--- CHALLENGE ---
Could you output each line of the data that follows exactly?

========

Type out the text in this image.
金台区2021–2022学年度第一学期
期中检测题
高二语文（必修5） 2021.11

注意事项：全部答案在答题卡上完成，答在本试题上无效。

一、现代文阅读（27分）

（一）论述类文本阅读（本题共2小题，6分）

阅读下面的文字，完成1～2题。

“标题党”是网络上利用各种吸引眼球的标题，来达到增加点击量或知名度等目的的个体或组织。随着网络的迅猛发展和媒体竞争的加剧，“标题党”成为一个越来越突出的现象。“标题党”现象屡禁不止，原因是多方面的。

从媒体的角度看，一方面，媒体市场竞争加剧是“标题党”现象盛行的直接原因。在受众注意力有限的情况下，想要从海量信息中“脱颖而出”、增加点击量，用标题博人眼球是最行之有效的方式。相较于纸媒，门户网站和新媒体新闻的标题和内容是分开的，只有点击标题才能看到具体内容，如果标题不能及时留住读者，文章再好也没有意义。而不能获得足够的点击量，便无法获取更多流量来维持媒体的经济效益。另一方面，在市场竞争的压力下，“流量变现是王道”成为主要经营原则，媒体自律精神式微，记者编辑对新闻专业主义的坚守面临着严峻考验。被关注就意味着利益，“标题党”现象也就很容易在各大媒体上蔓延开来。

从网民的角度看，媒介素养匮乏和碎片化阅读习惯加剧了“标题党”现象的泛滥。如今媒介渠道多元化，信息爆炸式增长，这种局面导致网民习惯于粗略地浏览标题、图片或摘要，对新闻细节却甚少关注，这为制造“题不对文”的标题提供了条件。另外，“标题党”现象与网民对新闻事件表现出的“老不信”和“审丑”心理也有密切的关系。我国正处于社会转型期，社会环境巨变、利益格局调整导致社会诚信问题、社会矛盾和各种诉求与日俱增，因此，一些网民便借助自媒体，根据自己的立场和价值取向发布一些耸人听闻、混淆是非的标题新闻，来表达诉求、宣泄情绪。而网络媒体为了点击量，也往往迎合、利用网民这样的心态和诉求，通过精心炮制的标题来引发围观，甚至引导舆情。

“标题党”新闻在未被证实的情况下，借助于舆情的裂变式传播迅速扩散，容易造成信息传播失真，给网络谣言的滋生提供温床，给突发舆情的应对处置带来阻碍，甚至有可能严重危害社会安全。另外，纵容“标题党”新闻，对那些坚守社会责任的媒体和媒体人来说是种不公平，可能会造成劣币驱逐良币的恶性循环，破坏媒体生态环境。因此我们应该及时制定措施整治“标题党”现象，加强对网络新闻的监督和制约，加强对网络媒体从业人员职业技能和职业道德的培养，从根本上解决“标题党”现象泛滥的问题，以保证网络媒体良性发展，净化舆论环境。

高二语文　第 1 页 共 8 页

========

--- TASK RESPONSE ---
Type out the text in this image.
金台区2021–2022学年度第一学期
期中检测题
高二语文（必修5） 2021.11

注意事项：全部答案在答题卡上完成，答在本试题上无效。

一、现代文阅读（27分）

（一）论述类文本阅读（本题共2小题，6分）

阅读下面的文字，完成1～2题。

“标题党”是网络上利用各种吸引眼球的标题，来达到增加点击量或知名度等目的的个体或组织。随着网络的迅猛发展和媒体竞争的加剧，“标题党”成为一个越来越突出的现象。“标题党”现象屡禁不止，原因是多方面的。

从媒体的角度看，一方面，媒体市场竞争加剧是“标题党”现象盛行的直接原因。在受众注意力有限的情况下，想要从海量信息中“脱颖而出”、增加点击量，用标题博人眼球是最行之有效的方式。相较于纸媒，门户网站和新媒体新闻的标题和内容是分开的，只有点击标题才能看到具体内容，如果标题不能及时留住读者，文章再好也没有意义。而不能获得足够的点击量，便无法获取更多流量来维持媒体的经济效益。另一方面，在市场竞争的压力下，“流量变现是王道”成为主要经营原则，媒体自律精神式微，记者编辑对新闻专业主义的坚守面临着严峻考验。被关注就意味着利益，“标题党”现象也就很容易在各大媒体上蔓延开来。

从网民的角度看，媒介素养匮乏和碎片化阅读习惯加剧了“标题党”现象的泛滥。如今媒介渠道多元化，信息爆炸式增长，这种局面导致网民习惯于粗略地浏览标题、图片或摘要，对新闻细节却甚少关注，这为制造“题不对文”的标题提供了条件。另外，“标题党”现象与网民对新闻事件表现出的“老不信”和“审丑”心理也有密切的关系。我国正处于社会转型期，社会环境巨变、利益格局调整导致社会诚信问题、社会矛盾和各种诉求与日俱增，因此，一些网民便借助自媒体，根据自己的立场和价值取向发布一些耸人听闻、混淆是非的标题新闻，来表达诉求、宣泄情绪。而网络媒体为了点击量，也往往迎合、利用网民这样的心态和诉求，通过精心炮制的标题来引发围观，甚至引导舆情。

“标题党”新闻在未被证实的情况下，借助于舆情的裂变式传播迅速扩散，容易造成信息传播失真，给网络谣言的滋生提供温床，给突发舆情的应对处置带来阻碍，甚至有可能严重危害社会安全。另外，纵容“标题党”新闻，对那些坚守社会责任的媒体和媒体人来说是种不公平，可能会造成劣币驱逐良币的恶性循环，破坏媒体生态环境。因此我们应该及时制定措施整治“标题党”现象，加强对网络新闻的监督和制约，加强对网络媒体从业人员职业技能和职业道德的培养，从根本上解决“标题党”现象泛滥的问题，以保证网络媒体良性发展，净化舆论环境。

高二语文　第 1 页 共 8 页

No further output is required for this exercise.